EXERCISE INSTRUCTIONS - Emit the data below verbatim, stripping out any pictures.

MATERIAL FOR THIS EXERCISE -
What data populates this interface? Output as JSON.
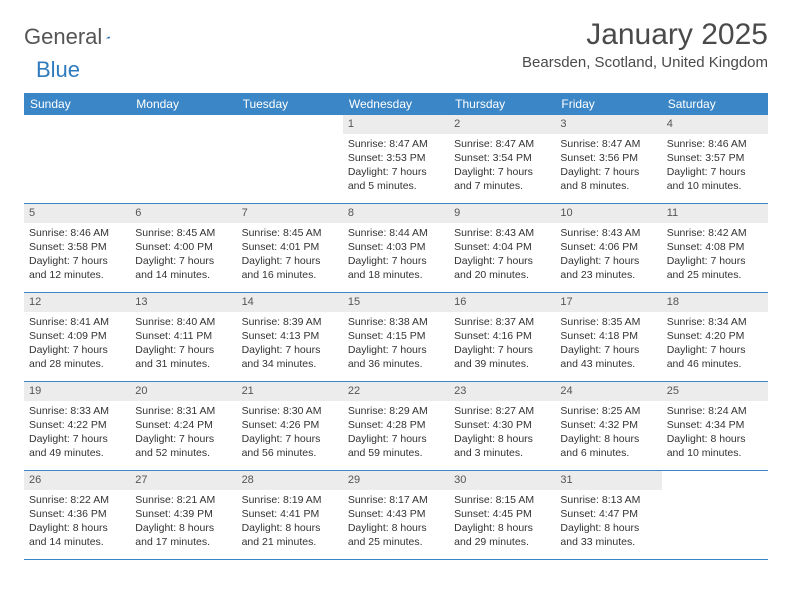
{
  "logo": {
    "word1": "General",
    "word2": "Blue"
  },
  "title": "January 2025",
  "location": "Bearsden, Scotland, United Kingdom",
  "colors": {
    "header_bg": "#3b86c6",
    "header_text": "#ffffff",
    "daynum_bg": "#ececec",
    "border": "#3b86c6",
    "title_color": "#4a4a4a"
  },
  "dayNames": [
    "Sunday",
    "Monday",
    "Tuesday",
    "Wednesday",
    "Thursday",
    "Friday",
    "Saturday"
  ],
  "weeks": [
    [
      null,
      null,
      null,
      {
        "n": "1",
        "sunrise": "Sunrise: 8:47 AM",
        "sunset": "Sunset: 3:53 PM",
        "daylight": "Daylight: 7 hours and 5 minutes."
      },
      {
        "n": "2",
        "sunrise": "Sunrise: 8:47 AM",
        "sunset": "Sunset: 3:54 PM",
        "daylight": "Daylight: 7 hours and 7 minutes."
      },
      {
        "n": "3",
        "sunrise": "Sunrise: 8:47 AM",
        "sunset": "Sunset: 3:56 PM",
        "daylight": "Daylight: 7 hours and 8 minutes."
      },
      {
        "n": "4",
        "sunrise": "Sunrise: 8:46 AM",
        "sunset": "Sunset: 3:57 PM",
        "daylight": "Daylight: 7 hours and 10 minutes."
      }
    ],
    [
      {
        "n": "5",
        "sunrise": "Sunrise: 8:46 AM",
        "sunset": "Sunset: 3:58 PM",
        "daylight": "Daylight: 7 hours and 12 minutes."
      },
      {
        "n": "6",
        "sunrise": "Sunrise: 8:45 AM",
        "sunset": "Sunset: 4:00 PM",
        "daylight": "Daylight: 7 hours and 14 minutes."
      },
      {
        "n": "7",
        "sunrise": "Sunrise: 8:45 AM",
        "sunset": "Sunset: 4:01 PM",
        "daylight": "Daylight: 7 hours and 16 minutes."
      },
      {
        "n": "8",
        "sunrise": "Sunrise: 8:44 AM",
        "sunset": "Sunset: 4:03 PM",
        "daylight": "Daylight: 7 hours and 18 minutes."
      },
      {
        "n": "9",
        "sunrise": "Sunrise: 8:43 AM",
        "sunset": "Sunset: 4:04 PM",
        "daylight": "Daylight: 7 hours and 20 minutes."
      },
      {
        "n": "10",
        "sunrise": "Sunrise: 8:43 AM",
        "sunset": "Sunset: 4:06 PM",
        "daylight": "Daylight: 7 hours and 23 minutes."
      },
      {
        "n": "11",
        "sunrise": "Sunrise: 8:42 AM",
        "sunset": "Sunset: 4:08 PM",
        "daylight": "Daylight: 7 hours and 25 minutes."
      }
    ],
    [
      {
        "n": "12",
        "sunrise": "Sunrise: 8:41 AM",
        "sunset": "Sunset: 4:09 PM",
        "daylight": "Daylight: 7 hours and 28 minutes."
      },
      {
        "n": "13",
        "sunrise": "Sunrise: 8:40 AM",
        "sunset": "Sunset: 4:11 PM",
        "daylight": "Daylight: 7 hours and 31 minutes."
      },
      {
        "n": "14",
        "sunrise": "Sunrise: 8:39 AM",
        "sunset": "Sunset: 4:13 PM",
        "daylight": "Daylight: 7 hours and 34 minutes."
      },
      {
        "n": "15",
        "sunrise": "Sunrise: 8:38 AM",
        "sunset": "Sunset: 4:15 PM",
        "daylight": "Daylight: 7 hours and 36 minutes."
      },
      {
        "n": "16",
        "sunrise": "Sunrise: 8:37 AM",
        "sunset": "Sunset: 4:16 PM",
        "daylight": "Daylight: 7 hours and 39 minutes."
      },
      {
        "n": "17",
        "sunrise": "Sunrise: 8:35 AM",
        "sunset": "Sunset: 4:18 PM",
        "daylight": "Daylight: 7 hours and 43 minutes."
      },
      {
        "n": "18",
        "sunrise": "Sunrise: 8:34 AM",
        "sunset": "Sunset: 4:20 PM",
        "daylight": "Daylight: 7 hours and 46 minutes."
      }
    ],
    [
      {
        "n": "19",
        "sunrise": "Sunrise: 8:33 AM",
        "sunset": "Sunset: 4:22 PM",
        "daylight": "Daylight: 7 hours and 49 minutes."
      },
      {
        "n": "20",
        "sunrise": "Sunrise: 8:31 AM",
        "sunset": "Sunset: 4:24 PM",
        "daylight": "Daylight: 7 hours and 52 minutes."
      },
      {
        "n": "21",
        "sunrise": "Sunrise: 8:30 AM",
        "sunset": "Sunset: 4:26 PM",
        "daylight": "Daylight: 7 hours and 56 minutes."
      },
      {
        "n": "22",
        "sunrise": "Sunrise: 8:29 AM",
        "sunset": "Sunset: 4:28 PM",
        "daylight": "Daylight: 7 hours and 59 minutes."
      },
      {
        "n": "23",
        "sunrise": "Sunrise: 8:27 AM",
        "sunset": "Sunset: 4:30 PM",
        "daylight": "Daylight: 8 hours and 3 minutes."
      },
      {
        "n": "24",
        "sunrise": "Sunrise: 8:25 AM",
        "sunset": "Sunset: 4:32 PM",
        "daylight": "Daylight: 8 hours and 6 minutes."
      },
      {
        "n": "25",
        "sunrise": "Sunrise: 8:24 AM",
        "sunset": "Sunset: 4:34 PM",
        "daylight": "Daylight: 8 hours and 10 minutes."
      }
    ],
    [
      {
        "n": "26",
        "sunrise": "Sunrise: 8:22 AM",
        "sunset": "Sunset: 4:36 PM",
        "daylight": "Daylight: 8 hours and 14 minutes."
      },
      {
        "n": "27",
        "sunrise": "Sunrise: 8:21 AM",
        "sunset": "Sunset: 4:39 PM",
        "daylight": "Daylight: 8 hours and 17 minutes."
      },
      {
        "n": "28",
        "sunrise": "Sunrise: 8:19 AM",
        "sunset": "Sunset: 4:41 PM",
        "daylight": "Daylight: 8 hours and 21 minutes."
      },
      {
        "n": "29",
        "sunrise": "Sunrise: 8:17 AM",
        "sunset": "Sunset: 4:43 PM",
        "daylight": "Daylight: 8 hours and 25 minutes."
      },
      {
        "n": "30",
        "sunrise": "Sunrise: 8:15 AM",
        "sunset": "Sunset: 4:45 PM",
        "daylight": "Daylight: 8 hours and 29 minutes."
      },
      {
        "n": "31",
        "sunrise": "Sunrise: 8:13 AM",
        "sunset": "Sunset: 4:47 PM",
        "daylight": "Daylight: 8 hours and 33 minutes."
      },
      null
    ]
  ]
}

EXERCISE SOLUTION -
What data populates this interface? Output as JSON.
{
  "logo": {
    "word1": "General",
    "word2": "Blue"
  },
  "title": "January 2025",
  "location": "Bearsden, Scotland, United Kingdom",
  "colors": {
    "header_bg": "#3b86c6",
    "header_text": "#ffffff",
    "daynum_bg": "#ececec",
    "border": "#3b86c6",
    "title_color": "#4a4a4a"
  },
  "dayNames": [
    "Sunday",
    "Monday",
    "Tuesday",
    "Wednesday",
    "Thursday",
    "Friday",
    "Saturday"
  ],
  "weeks": [
    [
      null,
      null,
      null,
      {
        "n": "1",
        "sunrise": "Sunrise: 8:47 AM",
        "sunset": "Sunset: 3:53 PM",
        "daylight": "Daylight: 7 hours and 5 minutes."
      },
      {
        "n": "2",
        "sunrise": "Sunrise: 8:47 AM",
        "sunset": "Sunset: 3:54 PM",
        "daylight": "Daylight: 7 hours and 7 minutes."
      },
      {
        "n": "3",
        "sunrise": "Sunrise: 8:47 AM",
        "sunset": "Sunset: 3:56 PM",
        "daylight": "Daylight: 7 hours and 8 minutes."
      },
      {
        "n": "4",
        "sunrise": "Sunrise: 8:46 AM",
        "sunset": "Sunset: 3:57 PM",
        "daylight": "Daylight: 7 hours and 10 minutes."
      }
    ],
    [
      {
        "n": "5",
        "sunrise": "Sunrise: 8:46 AM",
        "sunset": "Sunset: 3:58 PM",
        "daylight": "Daylight: 7 hours and 12 minutes."
      },
      {
        "n": "6",
        "sunrise": "Sunrise: 8:45 AM",
        "sunset": "Sunset: 4:00 PM",
        "daylight": "Daylight: 7 hours and 14 minutes."
      },
      {
        "n": "7",
        "sunrise": "Sunrise: 8:45 AM",
        "sunset": "Sunset: 4:01 PM",
        "daylight": "Daylight: 7 hours and 16 minutes."
      },
      {
        "n": "8",
        "sunrise": "Sunrise: 8:44 AM",
        "sunset": "Sunset: 4:03 PM",
        "daylight": "Daylight: 7 hours and 18 minutes."
      },
      {
        "n": "9",
        "sunrise": "Sunrise: 8:43 AM",
        "sunset": "Sunset: 4:04 PM",
        "daylight": "Daylight: 7 hours and 20 minutes."
      },
      {
        "n": "10",
        "sunrise": "Sunrise: 8:43 AM",
        "sunset": "Sunset: 4:06 PM",
        "daylight": "Daylight: 7 hours and 23 minutes."
      },
      {
        "n": "11",
        "sunrise": "Sunrise: 8:42 AM",
        "sunset": "Sunset: 4:08 PM",
        "daylight": "Daylight: 7 hours and 25 minutes."
      }
    ],
    [
      {
        "n": "12",
        "sunrise": "Sunrise: 8:41 AM",
        "sunset": "Sunset: 4:09 PM",
        "daylight": "Daylight: 7 hours and 28 minutes."
      },
      {
        "n": "13",
        "sunrise": "Sunrise: 8:40 AM",
        "sunset": "Sunset: 4:11 PM",
        "daylight": "Daylight: 7 hours and 31 minutes."
      },
      {
        "n": "14",
        "sunrise": "Sunrise: 8:39 AM",
        "sunset": "Sunset: 4:13 PM",
        "daylight": "Daylight: 7 hours and 34 minutes."
      },
      {
        "n": "15",
        "sunrise": "Sunrise: 8:38 AM",
        "sunset": "Sunset: 4:15 PM",
        "daylight": "Daylight: 7 hours and 36 minutes."
      },
      {
        "n": "16",
        "sunrise": "Sunrise: 8:37 AM",
        "sunset": "Sunset: 4:16 PM",
        "daylight": "Daylight: 7 hours and 39 minutes."
      },
      {
        "n": "17",
        "sunrise": "Sunrise: 8:35 AM",
        "sunset": "Sunset: 4:18 PM",
        "daylight": "Daylight: 7 hours and 43 minutes."
      },
      {
        "n": "18",
        "sunrise": "Sunrise: 8:34 AM",
        "sunset": "Sunset: 4:20 PM",
        "daylight": "Daylight: 7 hours and 46 minutes."
      }
    ],
    [
      {
        "n": "19",
        "sunrise": "Sunrise: 8:33 AM",
        "sunset": "Sunset: 4:22 PM",
        "daylight": "Daylight: 7 hours and 49 minutes."
      },
      {
        "n": "20",
        "sunrise": "Sunrise: 8:31 AM",
        "sunset": "Sunset: 4:24 PM",
        "daylight": "Daylight: 7 hours and 52 minutes."
      },
      {
        "n": "21",
        "sunrise": "Sunrise: 8:30 AM",
        "sunset": "Sunset: 4:26 PM",
        "daylight": "Daylight: 7 hours and 56 minutes."
      },
      {
        "n": "22",
        "sunrise": "Sunrise: 8:29 AM",
        "sunset": "Sunset: 4:28 PM",
        "daylight": "Daylight: 7 hours and 59 minutes."
      },
      {
        "n": "23",
        "sunrise": "Sunrise: 8:27 AM",
        "sunset": "Sunset: 4:30 PM",
        "daylight": "Daylight: 8 hours and 3 minutes."
      },
      {
        "n": "24",
        "sunrise": "Sunrise: 8:25 AM",
        "sunset": "Sunset: 4:32 PM",
        "daylight": "Daylight: 8 hours and 6 minutes."
      },
      {
        "n": "25",
        "sunrise": "Sunrise: 8:24 AM",
        "sunset": "Sunset: 4:34 PM",
        "daylight": "Daylight: 8 hours and 10 minutes."
      }
    ],
    [
      {
        "n": "26",
        "sunrise": "Sunrise: 8:22 AM",
        "sunset": "Sunset: 4:36 PM",
        "daylight": "Daylight: 8 hours and 14 minutes."
      },
      {
        "n": "27",
        "sunrise": "Sunrise: 8:21 AM",
        "sunset": "Sunset: 4:39 PM",
        "daylight": "Daylight: 8 hours and 17 minutes."
      },
      {
        "n": "28",
        "sunrise": "Sunrise: 8:19 AM",
        "sunset": "Sunset: 4:41 PM",
        "daylight": "Daylight: 8 hours and 21 minutes."
      },
      {
        "n": "29",
        "sunrise": "Sunrise: 8:17 AM",
        "sunset": "Sunset: 4:43 PM",
        "daylight": "Daylight: 8 hours and 25 minutes."
      },
      {
        "n": "30",
        "sunrise": "Sunrise: 8:15 AM",
        "sunset": "Sunset: 4:45 PM",
        "daylight": "Daylight: 8 hours and 29 minutes."
      },
      {
        "n": "31",
        "sunrise": "Sunrise: 8:13 AM",
        "sunset": "Sunset: 4:47 PM",
        "daylight": "Daylight: 8 hours and 33 minutes."
      },
      null
    ]
  ]
}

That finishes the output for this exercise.